[Collected data entries]
● ● ● ●
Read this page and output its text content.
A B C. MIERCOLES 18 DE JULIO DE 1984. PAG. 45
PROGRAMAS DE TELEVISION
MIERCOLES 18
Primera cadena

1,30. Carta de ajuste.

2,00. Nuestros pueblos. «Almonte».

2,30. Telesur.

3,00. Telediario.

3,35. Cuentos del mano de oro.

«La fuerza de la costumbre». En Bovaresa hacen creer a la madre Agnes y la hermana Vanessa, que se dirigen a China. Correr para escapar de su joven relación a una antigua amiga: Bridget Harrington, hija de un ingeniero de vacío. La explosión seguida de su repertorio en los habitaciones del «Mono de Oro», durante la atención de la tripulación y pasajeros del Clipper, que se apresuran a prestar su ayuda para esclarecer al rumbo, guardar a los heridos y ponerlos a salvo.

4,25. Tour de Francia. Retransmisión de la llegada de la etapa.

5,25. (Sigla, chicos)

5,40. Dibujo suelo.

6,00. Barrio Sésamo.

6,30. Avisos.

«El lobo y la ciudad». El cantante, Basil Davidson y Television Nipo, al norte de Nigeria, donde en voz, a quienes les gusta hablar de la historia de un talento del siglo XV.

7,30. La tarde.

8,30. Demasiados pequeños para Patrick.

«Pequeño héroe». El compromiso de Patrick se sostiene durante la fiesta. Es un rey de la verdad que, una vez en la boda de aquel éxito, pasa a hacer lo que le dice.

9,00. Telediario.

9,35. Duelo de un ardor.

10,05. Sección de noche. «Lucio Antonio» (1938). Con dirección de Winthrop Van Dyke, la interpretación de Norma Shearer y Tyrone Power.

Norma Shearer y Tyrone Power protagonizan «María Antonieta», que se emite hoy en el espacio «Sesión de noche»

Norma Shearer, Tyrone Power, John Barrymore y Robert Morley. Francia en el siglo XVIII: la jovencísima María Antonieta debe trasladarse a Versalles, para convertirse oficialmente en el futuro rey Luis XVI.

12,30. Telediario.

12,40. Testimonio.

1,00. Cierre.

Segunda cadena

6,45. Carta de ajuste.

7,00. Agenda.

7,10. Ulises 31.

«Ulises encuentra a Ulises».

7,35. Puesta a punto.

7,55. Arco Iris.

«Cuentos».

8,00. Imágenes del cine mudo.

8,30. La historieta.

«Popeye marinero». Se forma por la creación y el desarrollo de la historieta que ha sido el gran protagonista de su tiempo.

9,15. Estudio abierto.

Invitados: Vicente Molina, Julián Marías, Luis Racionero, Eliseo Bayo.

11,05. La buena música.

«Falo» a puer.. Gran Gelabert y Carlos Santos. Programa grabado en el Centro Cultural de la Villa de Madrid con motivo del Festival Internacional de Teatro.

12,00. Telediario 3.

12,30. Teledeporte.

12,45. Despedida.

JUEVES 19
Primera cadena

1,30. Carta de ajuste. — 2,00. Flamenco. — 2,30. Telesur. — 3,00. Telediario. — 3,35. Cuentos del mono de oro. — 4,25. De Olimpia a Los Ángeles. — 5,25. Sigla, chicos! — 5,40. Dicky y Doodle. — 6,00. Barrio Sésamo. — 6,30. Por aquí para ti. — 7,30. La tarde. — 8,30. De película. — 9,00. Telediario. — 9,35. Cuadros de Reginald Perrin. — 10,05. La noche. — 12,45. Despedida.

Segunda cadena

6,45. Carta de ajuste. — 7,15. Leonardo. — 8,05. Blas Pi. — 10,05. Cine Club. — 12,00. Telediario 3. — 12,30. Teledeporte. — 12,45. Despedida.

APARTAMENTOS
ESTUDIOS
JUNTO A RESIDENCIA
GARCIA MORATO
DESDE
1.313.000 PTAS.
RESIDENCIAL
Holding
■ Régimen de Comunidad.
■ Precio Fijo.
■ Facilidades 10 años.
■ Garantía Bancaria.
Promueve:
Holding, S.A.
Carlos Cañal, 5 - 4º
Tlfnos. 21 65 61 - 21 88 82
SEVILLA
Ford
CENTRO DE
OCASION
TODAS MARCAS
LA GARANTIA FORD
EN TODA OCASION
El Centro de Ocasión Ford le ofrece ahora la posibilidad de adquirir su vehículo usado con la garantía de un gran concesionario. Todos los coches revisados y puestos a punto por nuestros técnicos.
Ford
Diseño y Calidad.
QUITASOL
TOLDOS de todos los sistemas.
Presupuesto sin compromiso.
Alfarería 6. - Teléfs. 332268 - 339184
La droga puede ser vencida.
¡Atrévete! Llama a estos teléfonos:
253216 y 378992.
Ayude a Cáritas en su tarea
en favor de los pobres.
● ● ● ●
> _Goal of the exercise_: Please filter the entries for the word "Luis" and copy the lines that have it.

> _Task result_:
Norma Shearer, Tyrone Power, John Barrymore y Robert Morley. Francia en el siglo XVIII: la jovencísima María Antonieta debe trasladarse a Versalles, para convertirse oficialmente en el futuro rey Luis XVI.
Invitados: Vicente Molina, Julián Marías, Luis Racionero, Eliseo Bayo.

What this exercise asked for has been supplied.